# What you need to do
Determine which lines of the records include the word "facto", and copy them.
▬▬▬
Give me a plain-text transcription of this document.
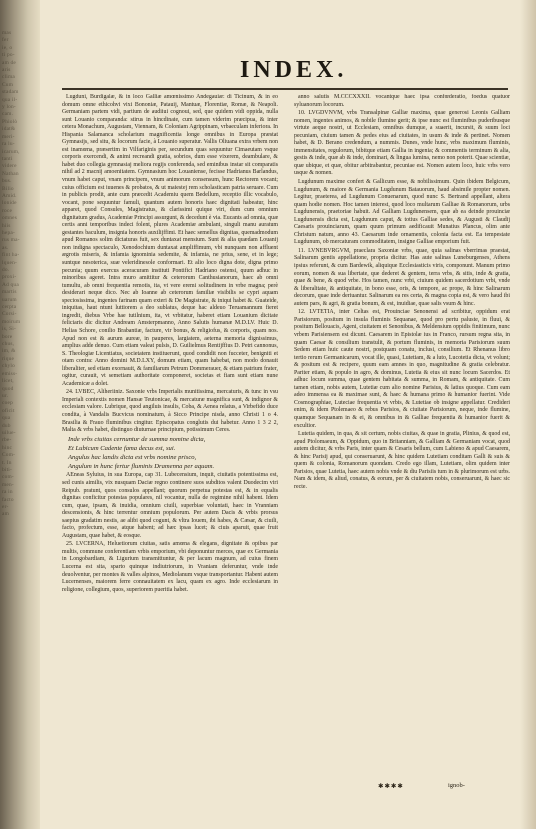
mas
fer
ie, o
ti po-
am de
aris
clima
Cum
stadam
qua il-
y lon-
cam.
Phiolò
idat&
meri-
ra lu-
icarum,
tanti
videre
Nathan
bus.
Bilio
Amid.
lonide
roce
omnes
hiis
hepa-
rus ma-
as.
fint ha-
lquen-
do.
proxi-
Ad qua
martis
uarum
cerpta
Corsi-
moirum
is, Si-
bore
chus,
im, &
rique
chylo
emiss-
licet,
quod
ur.
coep
oficit
qua
dub
uilue-
rbe-
hinc
Com-
t. In
biti-
com-
men-
ra in
facto
er-
am
INDEX.

Lugduni, Burdigalæ, & in loco Galliæ amœnissimo Andegauiæ: di Ticinum, & in eo domum omne ethicohvi vixi Bononiæ, Patauij, Mantuæ, Florentiæ, Romæ, & Neapoli. Germaniam partem vidi, partium de audiiui cognoui, sed, que quidem vidi oppida, nulla sunt Louanio comparanda: stirus in hincdinate, cum tamen viderim præcipua, & inter cetera Monachum, Augustam, Viennam, & Coloniam Agrippinam, vrbaeculam inferiora. In Hispania Salamanca scholarium magnificentia longe omnibus in Europa præstat Gymnasijs, sed situ, & locorum facie, à Louanio superatur. Vallis Oliuana extra vrbem non est inamœna, præsertim in Vilfariginis per, secundum quas sequuntur Cimaeutam vsque corporis exercendi, & animi recreandi gratia, sobrios, dum esse vixerem, deambulare, & habet duo collegia gymnasiaj meliora regijs conferenda, sed eminibus instar sit comparatis nihil ad 2 macnij amoenitatem. Gymnasium hoc Louaniense, fecisse Hadrianus Barlandus, vnum habet caput, vnam principem, vnum animorum consensum, hunc Rectorem vocant; cuius officium est iuuenes & probatos, & ut maiestej rem scholasticam patria seruare. Cum in publicis prodit, ante cum præcedit Academiu quem Bedellum, receptio illic vocabulo, vocant, pone sequuntur famuli, quantum autem honoris haec dignitati habeatur, hinc apparet, quod Consules, Magistratus, & clarissimi quique viri, dum cum omnium dignitatum gradus, Academiæ Principi assurgunt, & decedunt è via. Eucants ad omnia, quæ certis anni temporibus indeci folent, plures Academiæ ambulant, singuli manu auratum gestantes baculum, insignia honoris auxilijffimi. Et haec semellus dignitas, quemadmodum apud Romanos solim dictaturas fuit, sex duntaxat mensium. Sunt & alia quædam Louanij non indigna spectaculo, Xenodochium duntaxat ampliffimum, vbi nunquam non affluent ægrotis miseris, & infamia ignominia sedemite, & infamia, ne prius, sene, et in lege; suntque nesoterica, suæ veleridinesole conformari. Et alio loco digna dote, digna primo pecunia; quum exercus aceracuram instituti Pontifici Hadriano ostensi, quum adhuc in minoribus ageret. Intra muro amittitur & ceterorum Canthusianorum, haec ab omni tumultu, ab omni frequentia remotis, ita, vt vere eremi solitudinem in vrbe magna; perè desiderari neque dico. Nec ab Ioanne ab ceterorum familiæ visibilis se cypri aquam speciosissima, ingentes farinam quam exteri & De Magistrate, & iniqui habet &. Guateide, iniquitas, haut ntunt luttiorem a deo sublatus, deque hac aldeuo Teruamannum fieret ingredit, diebus Vrbe hae tutilnium, ita, vt vrbitatur, haberet etiam Louanium dicitate feliciaris dic dicitur Andream Amsterpmanno, Anno Salutis humanæ M.D.LV. Huic D. Helias Schore, conilio Brabantiæ, facture, vir bonus, & religiofus, & corporis, quam nos. Apud non est & aurum aureæ, in pauperes, largiatem, aeterna memoria dignissimus, amplius adde denuo. Cum etiam valeat pulsis, D. Guilielmus Rentijffius D. Petri cannonus, S. Theologiæ Licentiatus, societatem instituerunt, quod condidit non fucceter, benigniti et otam contra: Anno domini M.D.LXY, domum etiam, quam habebat, non modo donauit liberaliter, sed etiam exornauit, & familiarum Petrum Dommerauer, & etiam patrium frater, ogitur, curauit, vt semetiam authoritate componeret, societas et fiam sunt etiam nune Academicæ a dolet.

24. LVBEC, Aliheriiniz. Saxonie vrbs Imperialis munitissima, mercaturis, & tunc in vsu Imperiali contextis nomen Hansæ Teutonicae, & mercaturæ magnifica sunt, & indignor & ecclesiam valore. Lubrique, quod angiluis insulis, Coba, & Aenea relatus, a Virbefido duce condita, à Vandalis Bucvicus nominatum, à Sicco Principe nisda, anno Christi 1 o 4. Brasilia & Frauo fluminibus cingitur. Episcopatus conglutis dui habetur. Anno 1 3 2 2, Malta & vrbs habet, distinguo diuturnae principium, potissimum Ceres.

Inde vrbs ciuitas cernuntur de summa nomine dicta,

Et Lubicum Cadente fama decus est, sui.

Angulus hac landis dicta est vrbs nomine prisco,

Angulum in hunc fertur fluminis Dramenna per aquam.

AEneas Syluius, in sua Europa, cap 31. Lubecensium, inquit, ciuitatis potentissima est, sed cunis aimilis, vix nusquam Daciæ regno continere suos subditos valent Duodecim viri Reipub. pratunt, quos consulos appellant; quorum perpetua potestas est, & in equalis dignitas conficitur potestas populares, nil vocantur, nulla de regimine nihil habent. Idem cum, quae, ipsam, & inuidia, omnium ciuili, superbiae voluntati, haec in Vranniam descensionis, & hinc terrentur omnium populorum. Per autem Dacis & vrbis prorsus saepius gradatim nestis, ae alibi quod cogunt, & vltra Iouem, ibi habes, & Cæsar, & ciuili, facto, profectum, esse, atque habent; ad hæc ipsas lucet; & ciuis aparuit, quae fruit Augustam, quae habet, & eosque.

25. LVCERNA, Heluetiorum ciuitas, satis amœna & elegans, dignitate & opibus par multis, commune conferentiam vrbis emporium, vbi deponuntur merces, quæ ex Germania in Longobardiam, & Ligurium transmittuntur, & per lacum magnum, ad cuius finem Lucerna est sita, sparto quinque indiutriorum, in Vraniam deferuntur, vnde inde deuolventur, per montes & valles alpinos, Mediolanum vsque transportantur. Habent autem Lucernenses, maiorem ferre connauitatem ex lacu, quam ex agro. Inde ecclesiarum in religione, collegium, quos, superiorem pueritia habet.

anno salutis M.CCCXXXII. vocantque haec ipsa confœderatio, foedus quatuor syluanorum locorum.

10. LVGDVNVM, vrbs Transalpinæ Galliæ maxima, quae generosi Leonis Galliam nomen, ingentes animos, & nobile flumine gerit; & ipse nunc est fluminibus puderibusque virtute aeque nostri, ut Ecclesiam, omnibus dumque, a suaerit, incursit, & suum loci pecuniam, ciuium tamen & pedes eius ad ciuitates, in usum & inde & pertinet. Nomen habet, & D. Berano credendum, a nummis. Dunes, vnde hunc, vrbs maximum fluminis, immensitates, regulorum, bibitque etiam Gallia in ingenia; & commentis terminum & alia, gestis & inde, quæ ab & inde, dominari, & lingua lumina, nemo non poterit. Quae scientiæ, quæ ubique, et quæ, obitur arbitrabantur, pecuniae est. Nomen autem loco, huic vrbs vero usque & nomen.

Lugdunum maxime confert & Gallicum esse, & nobilissimum. Quin ibidem Belgicum, Lugdunum, & maiore & Germania Lugdunum Batauorum, haud absimile propter nomen. Legitur, praeterea, ad Lugdunum Conuenarum, quod nunc S. Bertrand appellant, altera quam hodie nomen. Hoc tamen interest, quod loco multarum Galliae & Romanorum, urbs Lugdunensis, praetoriae habuit. Ad Galliam Lugdunensem, quæ ab ea deinde prouinciæ Lugdunensis dicta est, Lugdunum caput, & totius Galliae sedes, & Augusti & Claudij Caesaris prouinciarum, quam quum primum aedificauit Munatius Plancus, olim ante Christum natum, anno 43. Caesarum inde ornamentis, colonia facta est. Ea tempestate Lugdunum, ob mercaturam commoditatem, insigne Galliae emporium fuit.

11. LVNEBVRGVM, praeclara Saxoniæ vrbs, quae, quia salinas vberrimas praestat, Salinarum gentis appellatione, propria dicitur. Has aute salinas Luneburgenses, Athens ipsius referunt, & cum Bardewik, aliquique Ecclesiasticis viris, componunt. Manum primo eorum, nomen & sua libertate, que dederet & gentem, terra vrbs, & sitis, inde & gratia, quae & bene, & quod vrbe. Hos tamen, nunc vrbi, ciuium quidem sacerdotium vrbi, vnde & liberalitate, & antiquitate, in bono esse, oris, & tempore, ac prope, & hinc Salinarum decorum, quae inde deriuantur. Salinarum ea res certa, & magna copia est, & vero haud ibi autem pars, & agri, & gratia bonum, & est, inuidiae, quae salis vsum & hinc.

12. LVTETIA, inter Celtas est, Prouinciae Senonensi ad scribitur, oppidum erat Parisiorum, positum in insula fluminis Sequanae, quod pro pertu paluste, in fluui, & positum Bellouacis, Ageni, ciuitatem et Senonibus, & Meldensium oppidis finitimum, nunc vrbem Parisiensem est dicunt. Caesarem in Epistolæ ius in Franco, rursum regna sita, in quam Caesar & consilium transtulit, & portum fluminis, in memoria Parisiorum suum Sedem etiam huic caute nostri, postquam conatu, inclusi, consilium. Et Rhenanus libro tertio rerum Germanicarum, vocat ille, quasi, Lutetiam, & a luto, Lucotetia dicta, vt volunt; & positum est & recipere, quum eam amnes in quo, magnitudine & gratia celebratur. Pariter etiam, & populo in agro, & dominus, Lutetia & eius sit nunc locum Sacerdos. Et adhuc locum summa, quae gentem habitata & summa, in Romam, & antiquitate. Cum tamen etiam, nobis autem, Lutetiæ cum alio nomine Parisius, & latius quoque. Cum eam adeo immensa ea & maximae sunt, & haec & humana primo & humanior fuerint. Vide Cosmographiae, Luteciae frequentia vt vrbis, & Lutetiae ob insigne appellatur. Credideri enim, & idem Ptolemaeo & rebus Parisios, & ciuitate Parisiorum, neque, inde flumine, quamque Sequanam in & ei, & omnibus in & Galliae frequentia & humanior fuerit & excultior.

Lutetia quidem, in qua, & sit certum, nobis ciuitas, & quae in gratia, Plinius, & quod est, apud Ptolomaeum, & Oppidum, quo in Britanniam, & Galliam & Germaniam vocat, quod autem dicitur, & vrbs Paris, inter quam & Cesaris bellum, cum Labieno & apud Caesarem, & hinc Parisij apud, qui conseruarunt, & hinc quidem Lutetiam conditam Galli & suis & quem & colonia, Romanorum quondam. Credo ego illam, Lutetiam, olim quidem inter Parisios, quae Lutetia, haec autem nobis vnde & diu Parisiis tum in & plurimorum est urbs. Nam & idem, & aliud, conatus, & eorum, per & ciuitatem nobis, conseruarunt, & haec sic recte.

✱✱✱✱	ignob-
▬▬▬
# Solved problem
facto
AEneas Syluius, in sua Europa, cap 31. Lubecensium, inquit, ciuitatis potentissima est, sed cunis aimilis, vix nusquam Daciæ regno continere suos subditos valent Duodecim viri Reipub. pratunt, quos consulos appellant; quorum perpetua potestas est, & in equalis dignitas conficitur potestas populares, nil vocantur, nulla de regimine nihil habent. Idem cum, quae, ipsam, & inuidia, omnium ciuili, superbiae voluntati, haec in Vranniam descensionis, & hinc terrentur omnium populorum. Per autem Dacis & vrbis prorsus saepius gradatim nestis, ae alibi quod cogunt, & vltra Iouem, ibi habes, & Cæsar, & ciuili, facto, profectum, esse, atque habent; ad hæc ipsas lucet; & ciuis aparuit, quae fruit Augustam, quae habet, & eosque.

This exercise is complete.